** START Records provided **

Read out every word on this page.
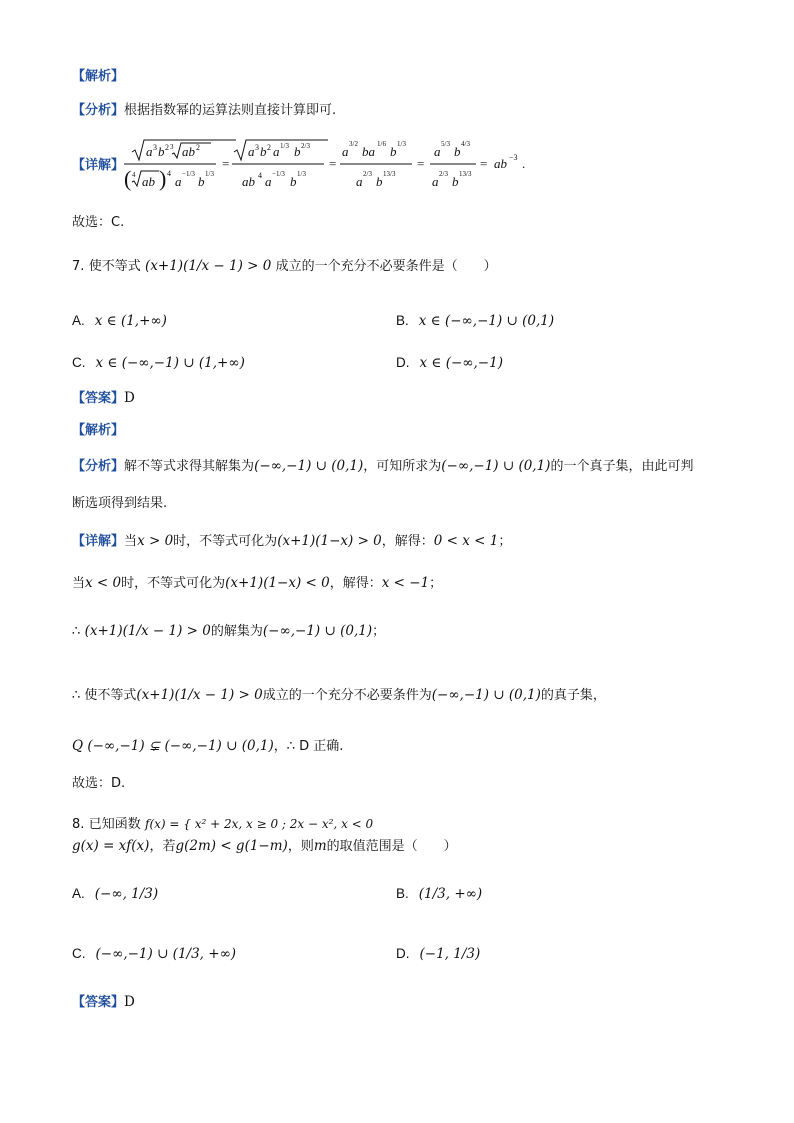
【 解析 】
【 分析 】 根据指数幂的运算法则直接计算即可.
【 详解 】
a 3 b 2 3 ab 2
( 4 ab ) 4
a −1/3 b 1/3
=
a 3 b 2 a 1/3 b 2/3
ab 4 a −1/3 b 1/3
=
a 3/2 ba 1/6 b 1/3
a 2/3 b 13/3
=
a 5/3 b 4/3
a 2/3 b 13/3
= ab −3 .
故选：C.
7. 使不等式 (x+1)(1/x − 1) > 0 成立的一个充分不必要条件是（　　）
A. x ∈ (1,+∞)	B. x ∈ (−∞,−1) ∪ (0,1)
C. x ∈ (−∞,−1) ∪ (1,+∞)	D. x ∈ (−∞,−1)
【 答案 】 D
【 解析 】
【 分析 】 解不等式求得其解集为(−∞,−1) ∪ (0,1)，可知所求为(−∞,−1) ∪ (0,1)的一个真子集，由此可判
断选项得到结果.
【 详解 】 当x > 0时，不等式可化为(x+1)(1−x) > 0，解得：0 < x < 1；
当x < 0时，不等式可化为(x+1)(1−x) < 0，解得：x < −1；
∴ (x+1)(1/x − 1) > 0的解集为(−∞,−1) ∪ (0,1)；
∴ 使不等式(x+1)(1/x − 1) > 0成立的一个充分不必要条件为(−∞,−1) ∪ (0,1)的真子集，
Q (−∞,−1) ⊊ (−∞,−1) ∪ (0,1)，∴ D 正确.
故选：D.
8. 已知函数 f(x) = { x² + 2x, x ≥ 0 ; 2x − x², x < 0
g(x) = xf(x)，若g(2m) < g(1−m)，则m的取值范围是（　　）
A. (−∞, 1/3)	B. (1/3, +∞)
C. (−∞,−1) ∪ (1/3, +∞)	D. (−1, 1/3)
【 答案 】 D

** END Records provided **
** START Records provided **

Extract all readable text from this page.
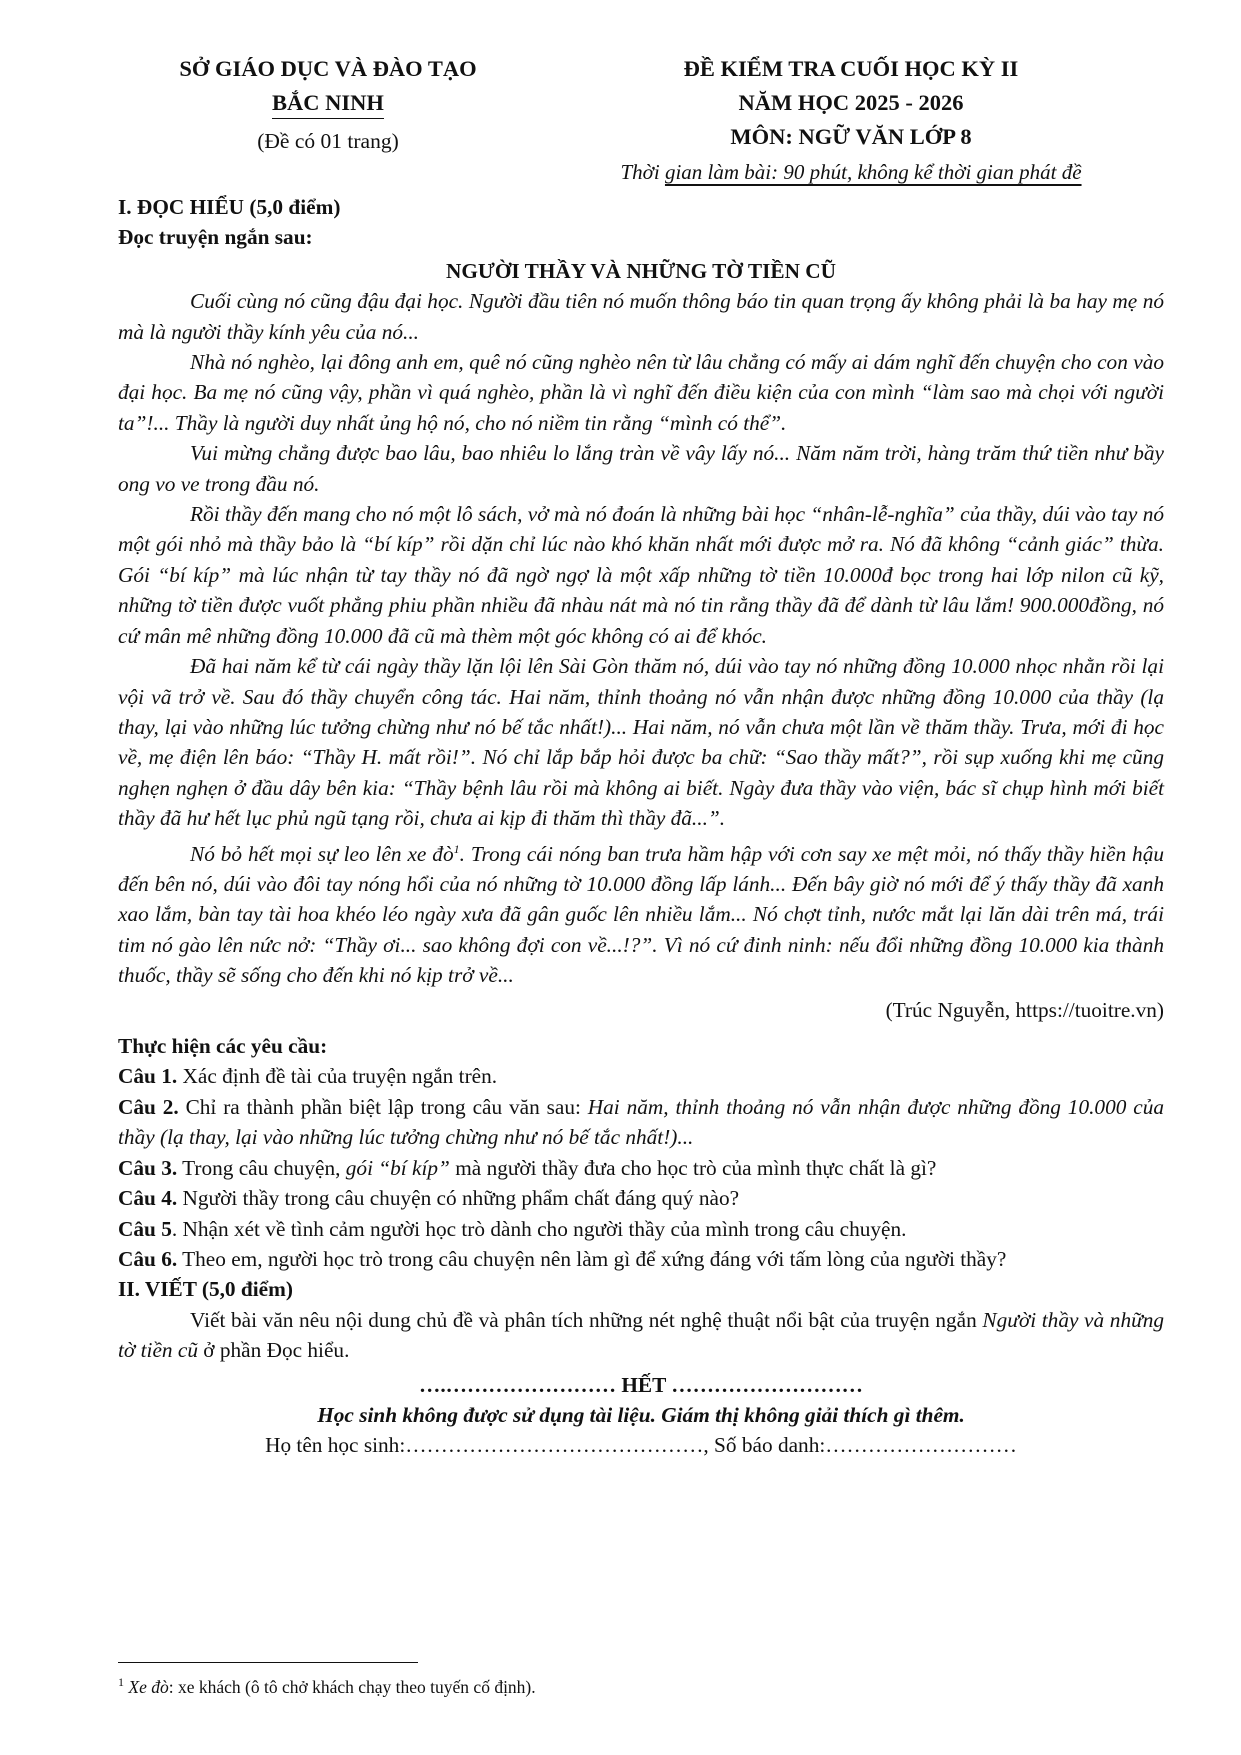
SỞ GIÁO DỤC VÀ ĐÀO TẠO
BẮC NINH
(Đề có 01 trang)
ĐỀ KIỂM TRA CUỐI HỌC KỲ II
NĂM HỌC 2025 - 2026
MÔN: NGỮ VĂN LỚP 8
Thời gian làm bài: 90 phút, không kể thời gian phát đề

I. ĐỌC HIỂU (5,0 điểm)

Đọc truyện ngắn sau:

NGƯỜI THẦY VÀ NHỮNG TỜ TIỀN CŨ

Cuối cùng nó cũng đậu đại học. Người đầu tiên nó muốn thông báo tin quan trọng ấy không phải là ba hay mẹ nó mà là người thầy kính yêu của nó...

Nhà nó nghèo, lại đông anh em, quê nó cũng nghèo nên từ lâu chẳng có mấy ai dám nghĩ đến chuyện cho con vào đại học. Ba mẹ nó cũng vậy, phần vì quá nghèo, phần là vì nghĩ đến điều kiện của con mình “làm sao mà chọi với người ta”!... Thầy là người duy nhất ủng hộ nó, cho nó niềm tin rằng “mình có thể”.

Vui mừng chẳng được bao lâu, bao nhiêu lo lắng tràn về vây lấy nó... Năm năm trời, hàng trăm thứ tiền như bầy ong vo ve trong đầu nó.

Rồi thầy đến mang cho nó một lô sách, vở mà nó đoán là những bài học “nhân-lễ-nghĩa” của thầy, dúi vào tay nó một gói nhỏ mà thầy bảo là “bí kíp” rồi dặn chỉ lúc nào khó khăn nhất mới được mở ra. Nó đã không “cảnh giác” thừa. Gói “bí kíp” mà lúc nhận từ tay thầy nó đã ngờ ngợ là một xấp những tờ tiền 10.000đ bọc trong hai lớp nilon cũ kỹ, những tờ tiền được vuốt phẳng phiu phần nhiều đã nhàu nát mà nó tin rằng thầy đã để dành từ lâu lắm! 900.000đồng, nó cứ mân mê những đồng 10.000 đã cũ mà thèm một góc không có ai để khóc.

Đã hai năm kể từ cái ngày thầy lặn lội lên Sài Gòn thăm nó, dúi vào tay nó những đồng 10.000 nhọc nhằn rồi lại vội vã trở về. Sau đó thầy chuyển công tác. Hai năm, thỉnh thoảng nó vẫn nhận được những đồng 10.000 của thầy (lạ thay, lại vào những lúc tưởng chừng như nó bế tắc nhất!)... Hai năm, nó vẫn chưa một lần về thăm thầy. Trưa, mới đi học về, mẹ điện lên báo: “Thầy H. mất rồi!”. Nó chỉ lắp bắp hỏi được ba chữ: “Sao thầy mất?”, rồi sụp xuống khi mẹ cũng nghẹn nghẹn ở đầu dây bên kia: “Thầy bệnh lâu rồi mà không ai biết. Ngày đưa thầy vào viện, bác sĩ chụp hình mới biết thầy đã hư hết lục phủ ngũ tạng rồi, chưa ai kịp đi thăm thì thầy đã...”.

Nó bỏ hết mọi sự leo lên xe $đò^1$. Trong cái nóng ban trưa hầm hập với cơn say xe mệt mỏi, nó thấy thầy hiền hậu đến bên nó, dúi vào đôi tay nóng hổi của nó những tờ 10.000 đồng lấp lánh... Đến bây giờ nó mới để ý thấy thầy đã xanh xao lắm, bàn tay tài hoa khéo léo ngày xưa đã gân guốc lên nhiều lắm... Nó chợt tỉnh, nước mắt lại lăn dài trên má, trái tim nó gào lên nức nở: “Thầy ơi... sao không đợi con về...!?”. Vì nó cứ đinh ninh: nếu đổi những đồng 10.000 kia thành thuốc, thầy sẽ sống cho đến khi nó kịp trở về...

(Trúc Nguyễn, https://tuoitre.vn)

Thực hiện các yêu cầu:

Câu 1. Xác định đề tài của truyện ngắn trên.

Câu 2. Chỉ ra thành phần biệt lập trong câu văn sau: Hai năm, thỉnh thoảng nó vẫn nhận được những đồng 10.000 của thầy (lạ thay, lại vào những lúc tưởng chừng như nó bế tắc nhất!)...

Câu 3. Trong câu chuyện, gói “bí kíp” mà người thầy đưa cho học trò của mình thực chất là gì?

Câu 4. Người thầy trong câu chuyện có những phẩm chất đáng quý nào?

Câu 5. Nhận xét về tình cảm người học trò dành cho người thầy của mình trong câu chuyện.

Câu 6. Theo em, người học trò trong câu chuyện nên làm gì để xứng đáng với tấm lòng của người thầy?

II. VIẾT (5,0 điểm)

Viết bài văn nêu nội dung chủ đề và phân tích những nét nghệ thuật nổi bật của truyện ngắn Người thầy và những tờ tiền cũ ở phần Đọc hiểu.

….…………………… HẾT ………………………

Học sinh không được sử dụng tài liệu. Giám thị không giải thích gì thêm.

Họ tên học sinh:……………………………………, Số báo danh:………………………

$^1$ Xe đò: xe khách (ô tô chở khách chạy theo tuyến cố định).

** END Records provided **

_Task goal:_
Which lines above contain "tưởng"? Show each of them.

_Written answer:_
Đã hai năm kể từ cái ngày thầy lặn lội lên Sài Gòn thăm nó, dúi vào tay nó những đồng 10.000 nhọc nhằn rồi lại vội vã trở về. Sau đó thầy chuyển công tác. Hai năm, thỉnh thoảng nó vẫn nhận được những đồng 10.000 của thầy (lạ thay, lại vào những lúc tưởng chừng như nó bế tắc nhất!)... Hai năm, nó vẫn chưa một lần về thăm thầy. Trưa, mới đi học về, mẹ điện lên báo: “Thầy H. mất rồi!”. Nó chỉ lắp bắp hỏi được ba chữ: “Sao thầy mất?”, rồi sụp xuống khi mẹ cũng nghẹn nghẹn ở đầu dây bên kia: “Thầy bệnh lâu rồi mà không ai biết. Ngày đưa thầy vào viện, bác sĩ chụp hình mới biết thầy đã hư hết lục phủ ngũ tạng rồi, chưa ai kịp đi thăm thì thầy đã...”.
Câu 2. Chỉ ra thành phần biệt lập trong câu văn sau: Hai năm, thỉnh thoảng nó vẫn nhận được những đồng 10.000 của thầy (lạ thay, lại vào những lúc tưởng chừng như nó bế tắc nhất!)...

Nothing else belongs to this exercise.